Information shown:
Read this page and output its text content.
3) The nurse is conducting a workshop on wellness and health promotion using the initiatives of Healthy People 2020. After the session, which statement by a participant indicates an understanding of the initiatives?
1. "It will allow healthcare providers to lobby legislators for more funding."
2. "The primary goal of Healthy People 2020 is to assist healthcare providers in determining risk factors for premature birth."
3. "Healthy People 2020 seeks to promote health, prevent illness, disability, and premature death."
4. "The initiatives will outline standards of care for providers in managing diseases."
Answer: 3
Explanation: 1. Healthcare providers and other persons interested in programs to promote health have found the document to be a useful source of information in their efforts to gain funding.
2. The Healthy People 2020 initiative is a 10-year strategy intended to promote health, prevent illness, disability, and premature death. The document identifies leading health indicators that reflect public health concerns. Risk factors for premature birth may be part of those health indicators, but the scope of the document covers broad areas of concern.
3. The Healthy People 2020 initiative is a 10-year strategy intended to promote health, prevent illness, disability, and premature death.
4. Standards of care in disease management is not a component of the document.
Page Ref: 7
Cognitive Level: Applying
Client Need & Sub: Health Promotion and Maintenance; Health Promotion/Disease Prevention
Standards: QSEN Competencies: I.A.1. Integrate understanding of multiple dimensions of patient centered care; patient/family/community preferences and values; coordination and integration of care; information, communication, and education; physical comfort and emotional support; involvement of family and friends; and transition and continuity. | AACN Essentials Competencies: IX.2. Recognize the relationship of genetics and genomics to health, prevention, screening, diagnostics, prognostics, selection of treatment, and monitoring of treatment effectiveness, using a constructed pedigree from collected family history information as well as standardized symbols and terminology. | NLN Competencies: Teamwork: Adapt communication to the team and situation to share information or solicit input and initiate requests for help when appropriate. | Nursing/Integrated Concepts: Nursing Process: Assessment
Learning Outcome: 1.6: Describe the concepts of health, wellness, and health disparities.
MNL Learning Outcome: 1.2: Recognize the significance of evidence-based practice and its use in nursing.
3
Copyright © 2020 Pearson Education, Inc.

What the exercise asks: Where a line of the entries contains the word "funding", copy that line.

Solution to the exercise:
1. "It will allow healthcare providers to lobby legislators for more funding."
Explanation: 1. Healthcare providers and other persons interested in programs to promote health have found the document to be a useful source of information in their efforts to gain funding.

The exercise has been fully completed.